== WHAT THIS TASK INVOLVES ==
Leave out the pictures and copy each record below exactly.

== DATA LISTING ==
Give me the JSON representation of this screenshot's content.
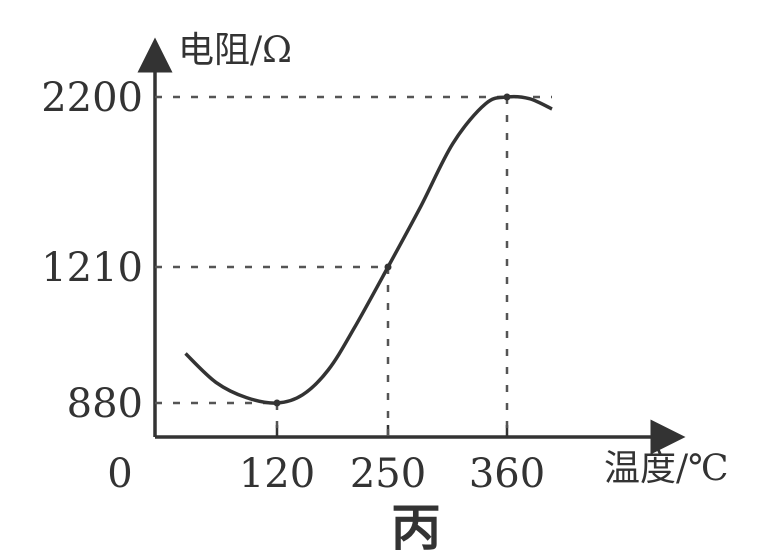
{
  "chart_data": {
    "type": "line",
    "caption": "丙",
    "xlabel": "温度/℃",
    "ylabel": "电阻/Ω",
    "origin_label": "0",
    "x_ticks": [
      {
        "value": 120,
        "label": "120"
      },
      {
        "value": 250,
        "label": "250"
      },
      {
        "value": 360,
        "label": "360"
      }
    ],
    "y_ticks": [
      {
        "value": 880,
        "label": "880"
      },
      {
        "value": 1210,
        "label": "1210"
      },
      {
        "value": 2200,
        "label": "2200"
      }
    ],
    "series": [
      {
        "points": [
          {
            "x": 30,
            "y": 1000
          },
          {
            "x": 60,
            "y": 930
          },
          {
            "x": 90,
            "y": 893
          },
          {
            "x": 120,
            "y": 880
          },
          {
            "x": 150,
            "y": 900
          },
          {
            "x": 180,
            "y": 960
          },
          {
            "x": 210,
            "y": 1060
          },
          {
            "x": 250,
            "y": 1210
          },
          {
            "x": 280,
            "y": 1560
          },
          {
            "x": 310,
            "y": 1930
          },
          {
            "x": 340,
            "y": 2160
          },
          {
            "x": 360,
            "y": 2200
          },
          {
            "x": 380,
            "y": 2190
          },
          {
            "x": 400,
            "y": 2130
          }
        ]
      }
    ],
    "marked_points": [
      {
        "x": 120,
        "y": 880
      },
      {
        "x": 250,
        "y": 1210
      },
      {
        "x": 360,
        "y": 2200
      }
    ],
    "grid": false,
    "colors": {
      "ink": "#333333",
      "dash": "#555555"
    }
  }
}
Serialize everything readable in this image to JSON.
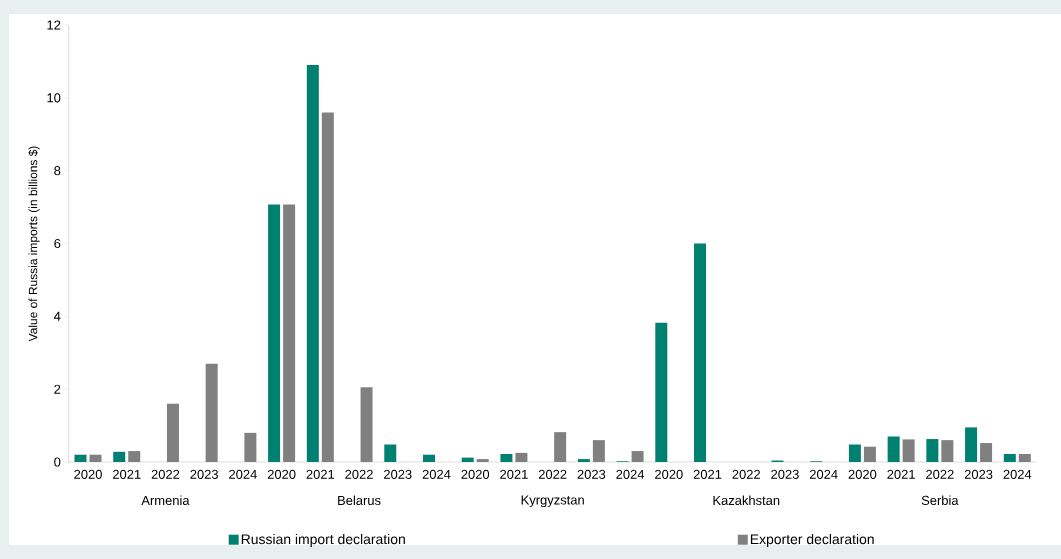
{
  "chart_data": {
    "type": "bar",
    "ylabel": "Value of Russia imports (in billions $)",
    "categories": [
      "2020",
      "2021",
      "2022",
      "2023",
      "2024",
      "2020",
      "2021",
      "2022",
      "2023",
      "2024",
      "2020",
      "2021",
      "2022",
      "2023",
      "2024",
      "2020",
      "2021",
      "2022",
      "2023",
      "2024",
      "2020",
      "2021",
      "2022",
      "2023",
      "2024"
    ],
    "annotations": [
      "Armenia",
      "Belarus",
      "Kyrgyzstan",
      "Kazakhstan",
      "Serbia"
    ],
    "series": [
      {
        "name": "Russian import declaration",
        "color": "#008070",
        "values": [
          0.2,
          0.28,
          null,
          null,
          null,
          7.07,
          10.9,
          null,
          0.48,
          0.2,
          0.12,
          0.22,
          null,
          0.08,
          0.02,
          3.82,
          6.0,
          null,
          0.04,
          0.02,
          0.48,
          0.7,
          0.63,
          0.95,
          0.22
        ]
      },
      {
        "name": "Exporter declaration",
        "color": "#808080",
        "values": [
          0.2,
          0.3,
          1.6,
          2.7,
          0.8,
          7.07,
          9.6,
          2.05,
          null,
          null,
          0.08,
          0.25,
          0.82,
          0.6,
          0.3,
          null,
          null,
          null,
          null,
          null,
          0.42,
          0.62,
          0.6,
          0.52,
          0.22
        ]
      }
    ],
    "ylim": [
      0,
      12
    ],
    "yticks": [
      0,
      2,
      4,
      6,
      8,
      10,
      12
    ],
    "grid": false,
    "legend": "bottom"
  }
}
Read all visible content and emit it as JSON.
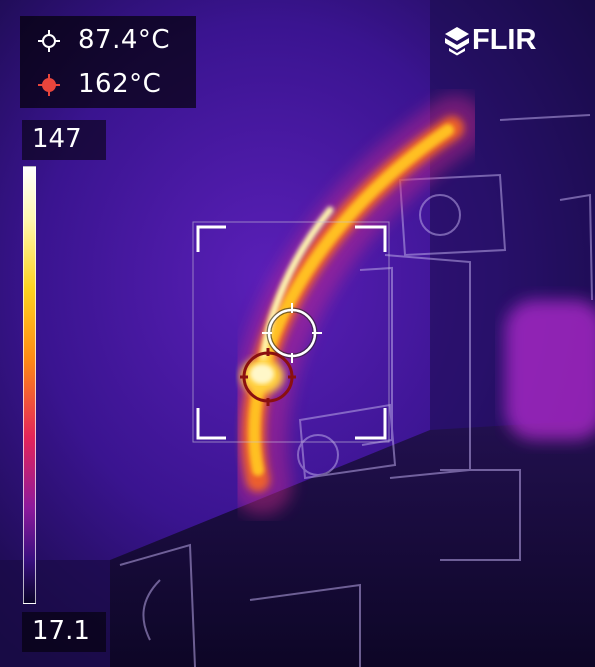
{
  "readouts": {
    "spot": {
      "icon": "crosshair-icon",
      "value": "87.4°C"
    },
    "max": {
      "icon": "hot-spot-icon",
      "value": "162°C",
      "color": "#e8453c"
    }
  },
  "scale": {
    "max": "147",
    "min": "17.1"
  },
  "brand": {
    "logo_text": "FLIR"
  },
  "colors": {
    "background": "#14093a",
    "hot": "#ffffff",
    "warm": "#ffb020",
    "cool": "#6a1aa8",
    "cold": "#0a0428"
  }
}
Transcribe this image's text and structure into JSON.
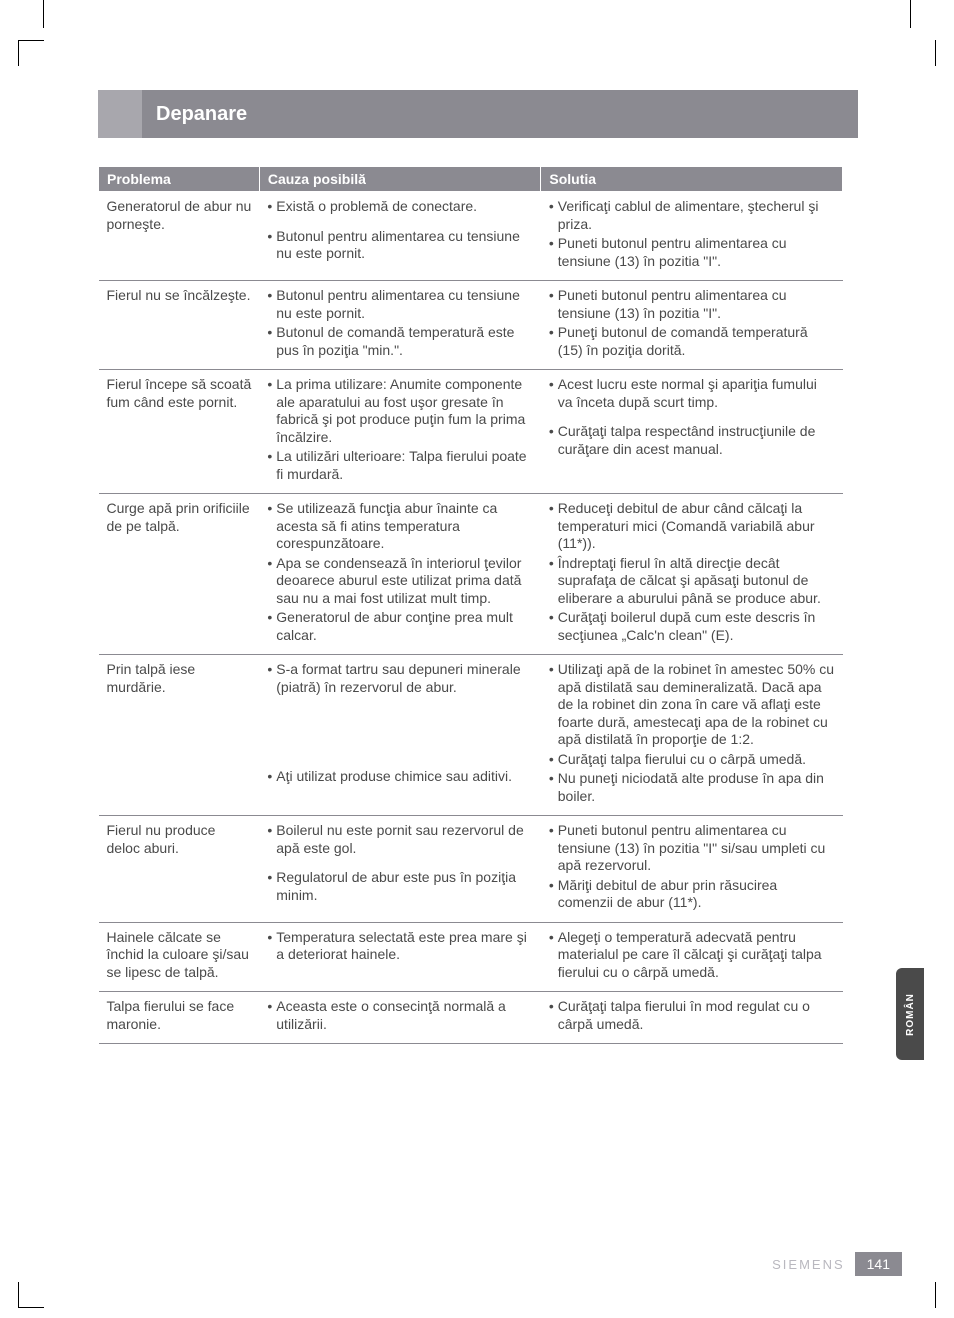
{
  "title": "Depanare",
  "lang_tab": "ROMÂN",
  "footer_brand": "SIEMENS",
  "page_number": "141",
  "headers": [
    "Problema",
    "Cauza posibilă",
    "Solutia"
  ],
  "rows": [
    {
      "problem": "Generatorul de abur nu porneşte.",
      "causes": [
        "Există o problemă de conectare.",
        "Butonul pentru alimentarea cu tensiune nu este pornit."
      ],
      "cause_gaps": [
        0
      ],
      "solutions": [
        "Verificaţi cablul de alimentare, ştecherul şi priza.",
        "Puneti butonul pentru alimentarea cu tensiune (13) în pozitia \"I\"."
      ]
    },
    {
      "problem": "Fierul nu se încălzeşte.",
      "causes": [
        "Butonul pentru alimentarea cu tensiune nu este pornit.",
        "Butonul de comandă temperatură este pus în poziţia \"min.\"."
      ],
      "solutions": [
        "Puneti butonul pentru alimentarea cu tensiune (13) în pozitia \"I\".",
        "Puneţi butonul de comandă temperatură (15) în poziţia dorită."
      ]
    },
    {
      "problem": "Fierul începe să scoată fum când este pornit.",
      "causes": [
        "La prima utilizare: Anumite componente ale aparatului au fost uşor gresate în fabrică şi pot produce puţin fum la prima încălzire.",
        "La utilizări ulterioare: Talpa fierului poate fi murdară."
      ],
      "solutions": [
        "Acest lucru este normal şi apariţia fumului va înceta după scurt timp.",
        "Curăţaţi talpa respectând instrucţiunile de curăţare din acest manual."
      ],
      "solution_gaps": [
        0
      ]
    },
    {
      "problem": "Curge apă prin orificiile de pe talpă.",
      "causes": [
        "Se utilizează funcţia abur înainte ca acesta să fi atins temperatura corespunzătoare.",
        "Apa se condensează în interiorul ţevilor deoarece aburul este utilizat prima dată sau nu a mai fost utilizat mult timp.",
        "Generatorul de abur conţine prea mult calcar."
      ],
      "solutions": [
        "Reduceţi debitul de abur când călcaţi la temperaturi mici (Comandă variabilă abur (11*)).",
        "Îndreptaţi fierul în altă direcţie decât suprafaţa de călcat şi apăsaţi butonul de eliberare a aburului până se produce abur.",
        "Curăţaţi boilerul după cum este descris în secţiunea „Calc'n clean\" (E)."
      ]
    },
    {
      "problem": "Prin talpă iese murdărie.",
      "causes": [
        "S-a format tartru sau depuneri minerale (piatră) în rezervorul de abur.",
        "Aţi utilizat produse chimice sau aditivi."
      ],
      "cause_gaps_large": [
        0
      ],
      "solutions": [
        "Utilizaţi apă de la robinet în amestec 50% cu apă distilată sau demineralizată. Dacă apa de la robinet din zona în care vă aflaţi este foarte dură, amestecaţi apa de la robinet cu apă distilată în proporţie de 1:2.",
        "Curăţaţi talpa fierului cu o cârpă umedă.",
        "Nu puneţi niciodată alte produse în apa din boiler."
      ]
    },
    {
      "problem": "Fierul nu produce deloc aburi.",
      "causes": [
        "Boilerul nu este pornit sau rezervorul de apă este gol.",
        "Regulatorul de abur este pus în poziţia minim."
      ],
      "cause_gaps": [
        0
      ],
      "solutions": [
        "Puneti butonul pentru alimentarea cu tensiune (13) în pozitia \"I\" si/sau umpleti cu apă rezervorul.",
        "Măriţi debitul de abur prin răsucirea comenzii de abur (11*)."
      ]
    },
    {
      "problem": "Hainele călcate se închid la culoare şi/sau se lipesc de talpă.",
      "causes": [
        "Temperatura selectată este prea mare şi a deteriorat hainele."
      ],
      "solutions": [
        "Alegeţi o temperatură adecvată pentru materialul pe care îl călcaţi şi curăţaţi talpa fierului cu o cârpă umedă."
      ]
    },
    {
      "problem": "Talpa fierului se face maronie.",
      "causes": [
        "Aceasta este o consecinţă normală a utilizării."
      ],
      "solutions": [
        "Curăţaţi talpa fierului în mod regulat cu o cârpă umedă."
      ]
    }
  ]
}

== OUTPUT FOR THIS EXERCISE ==
Give me the JSON representation of this screenshot's content.
{
  "chart_data": {
    "type": "line",
    "caption": "丙",
    "xlabel": "温度/℃",
    "ylabel": "电阻/Ω",
    "origin_label": "0",
    "x_ticks": [
      {
        "value": 120,
        "label": "120"
      },
      {
        "value": 250,
        "label": "250"
      },
      {
        "value": 360,
        "label": "360"
      }
    ],
    "y_ticks": [
      {
        "value": 880,
        "label": "880"
      },
      {
        "value": 1210,
        "label": "1210"
      },
      {
        "value": 2200,
        "label": "2200"
      }
    ],
    "series": [
      {
        "points": [
          {
            "x": 30,
            "y": 1000
          },
          {
            "x": 60,
            "y": 930
          },
          {
            "x": 90,
            "y": 893
          },
          {
            "x": 120,
            "y": 880
          },
          {
            "x": 150,
            "y": 900
          },
          {
            "x": 180,
            "y": 960
          },
          {
            "x": 210,
            "y": 1060
          },
          {
            "x": 250,
            "y": 1210
          },
          {
            "x": 280,
            "y": 1560
          },
          {
            "x": 310,
            "y": 1930
          },
          {
            "x": 340,
            "y": 2160
          },
          {
            "x": 360,
            "y": 2200
          },
          {
            "x": 380,
            "y": 2190
          },
          {
            "x": 400,
            "y": 2130
          }
        ]
      }
    ],
    "marked_points": [
      {
        "x": 120,
        "y": 880
      },
      {
        "x": 250,
        "y": 1210
      },
      {
        "x": 360,
        "y": 2200
      }
    ],
    "grid": false,
    "colors": {
      "ink": "#333333",
      "dash": "#555555"
    }
  }
}
Serialize everything readable in this image to JSON.
{
  "chart_data": {
    "type": "bar",
    "ylabel": "Value of Russia imports (in billions $)",
    "categories": [
      "2020",
      "2021",
      "2022",
      "2023",
      "2024",
      "2020",
      "2021",
      "2022",
      "2023",
      "2024",
      "2020",
      "2021",
      "2022",
      "2023",
      "2024",
      "2020",
      "2021",
      "2022",
      "2023",
      "2024",
      "2020",
      "2021",
      "2022",
      "2023",
      "2024"
    ],
    "annotations": [
      "Armenia",
      "Belarus",
      "Kyrgyzstan",
      "Kazakhstan",
      "Serbia"
    ],
    "series": [
      {
        "name": "Russian import declaration",
        "color": "#008070",
        "values": [
          0.2,
          0.28,
          null,
          null,
          null,
          7.07,
          10.9,
          null,
          0.48,
          0.2,
          0.12,
          0.22,
          null,
          0.08,
          0.02,
          3.82,
          6.0,
          null,
          0.04,
          0.02,
          0.48,
          0.7,
          0.63,
          0.95,
          0.22
        ]
      },
      {
        "name": "Exporter declaration",
        "color": "#808080",
        "values": [
          0.2,
          0.3,
          1.6,
          2.7,
          0.8,
          7.07,
          9.6,
          2.05,
          null,
          null,
          0.08,
          0.25,
          0.82,
          0.6,
          0.3,
          null,
          null,
          null,
          null,
          null,
          0.42,
          0.62,
          0.6,
          0.52,
          0.22
        ]
      }
    ],
    "ylim": [
      0,
      12
    ],
    "yticks": [
      0,
      2,
      4,
      6,
      8,
      10,
      12
    ],
    "grid": false,
    "legend": "bottom"
  }
}
Read all visible content and emit it as JSON.
{
  "readouts": {
    "spot": {
      "icon": "crosshair-icon",
      "value": "87.4°C"
    },
    "max": {
      "icon": "hot-spot-icon",
      "value": "162°C",
      "color": "#e8453c"
    }
  },
  "scale": {
    "max": "147",
    "min": "17.1"
  },
  "brand": {
    "logo_text": "FLIR"
  },
  "colors": {
    "background": "#14093a",
    "hot": "#ffffff",
    "warm": "#ffb020",
    "cool": "#6a1aa8",
    "cold": "#0a0428"
  }
}
Transcribe this image's text and structure into JSON.
{
  "title": "Depanare",
  "lang_tab": "ROMÂN",
  "footer_brand": "SIEMENS",
  "page_number": "141",
  "headers": [
    "Problema",
    "Cauza posibilă",
    "Solutia"
  ],
  "rows": [
    {
      "problem": "Generatorul de abur nu porneşte.",
      "causes": [
        "Există o problemă de conectare.",
        "Butonul pentru alimentarea cu tensiune nu este pornit."
      ],
      "cause_gaps": [
        0
      ],
      "solutions": [
        "Verificaţi cablul de alimentare, ştecherul şi priza.",
        "Puneti butonul pentru alimentarea cu tensiune (13) în pozitia \"I\"."
      ]
    },
    {
      "problem": "Fierul nu se încălzeşte.",
      "causes": [
        "Butonul pentru alimentarea cu tensiune nu este pornit.",
        "Butonul de comandă temperatură este pus în poziţia \"min.\"."
      ],
      "solutions": [
        "Puneti butonul pentru alimentarea cu tensiune (13) în pozitia \"I\".",
        "Puneţi butonul de comandă temperatură (15) în poziţia dorită."
      ]
    },
    {
      "problem": "Fierul începe să scoată fum când este pornit.",
      "causes": [
        "La prima utilizare: Anumite componente ale aparatului au fost uşor gresate în fabrică şi pot produce puţin fum la prima încălzire.",
        "La utilizări ulterioare: Talpa fierului poate fi murdară."
      ],
      "solutions": [
        "Acest lucru este normal şi apariţia fumului va înceta după scurt timp.",
        "Curăţaţi talpa respectând instrucţiunile de curăţare din acest manual."
      ],
      "solution_gaps": [
        0
      ]
    },
    {
      "problem": "Curge apă prin orificiile de pe talpă.",
      "causes": [
        "Se utilizează funcţia abur înainte ca acesta să fi atins temperatura corespunzătoare.",
        "Apa se condensează în interiorul ţevilor deoarece aburul este utilizat prima dată sau nu a mai fost utilizat mult timp.",
        "Generatorul de abur conţine prea mult calcar."
      ],
      "solutions": [
        "Reduceţi debitul de abur când călcaţi la temperaturi mici (Comandă variabilă abur (11*)).",
        "Îndreptaţi fierul în altă direcţie decât suprafaţa de călcat şi apăsaţi butonul de eliberare a aburului până se produce abur.",
        "Curăţaţi boilerul după cum este descris în secţiunea „Calc'n clean\" (E)."
      ]
    },
    {
      "problem": "Prin talpă iese murdărie.",
      "causes": [
        "S-a format tartru sau depuneri minerale (piatră) în rezervorul de abur.",
        "Aţi utilizat produse chimice sau aditivi."
      ],
      "cause_gaps_large": [
        0
      ],
      "solutions": [
        "Utilizaţi apă de la robinet în amestec 50% cu apă distilată sau demineralizată. Dacă apa de la robinet din zona în care vă aflaţi este foarte dură, amestecaţi apa de la robinet cu apă distilată în proporţie de 1:2.",
        "Curăţaţi talpa fierului cu o cârpă umedă.",
        "Nu puneţi niciodată alte produse în apa din boiler."
      ]
    },
    {
      "problem": "Fierul nu produce deloc aburi.",
      "causes": [
        "Boilerul nu este pornit sau rezervorul de apă este gol.",
        "Regulatorul de abur este pus în poziţia minim."
      ],
      "cause_gaps": [
        0
      ],
      "solutions": [
        "Puneti butonul pentru alimentarea cu tensiune (13) în pozitia \"I\" si/sau umpleti cu apă rezervorul.",
        "Măriţi debitul de abur prin răsucirea comenzii de abur (11*)."
      ]
    },
    {
      "problem": "Hainele călcate se închid la culoare şi/sau se lipesc de talpă.",
      "causes": [
        "Temperatura selectată este prea mare şi a deteriorat hainele."
      ],
      "solutions": [
        "Alegeţi o temperatură adecvată pentru materialul pe care îl călcaţi şi curăţaţi talpa fierului cu o cârpă umedă."
      ]
    },
    {
      "problem": "Talpa fierului se face maronie.",
      "causes": [
        "Aceasta este o consecinţă normală a utilizării."
      ],
      "solutions": [
        "Curăţaţi talpa fierului în mod regulat cu o cârpă umedă."
      ]
    }
  ]
}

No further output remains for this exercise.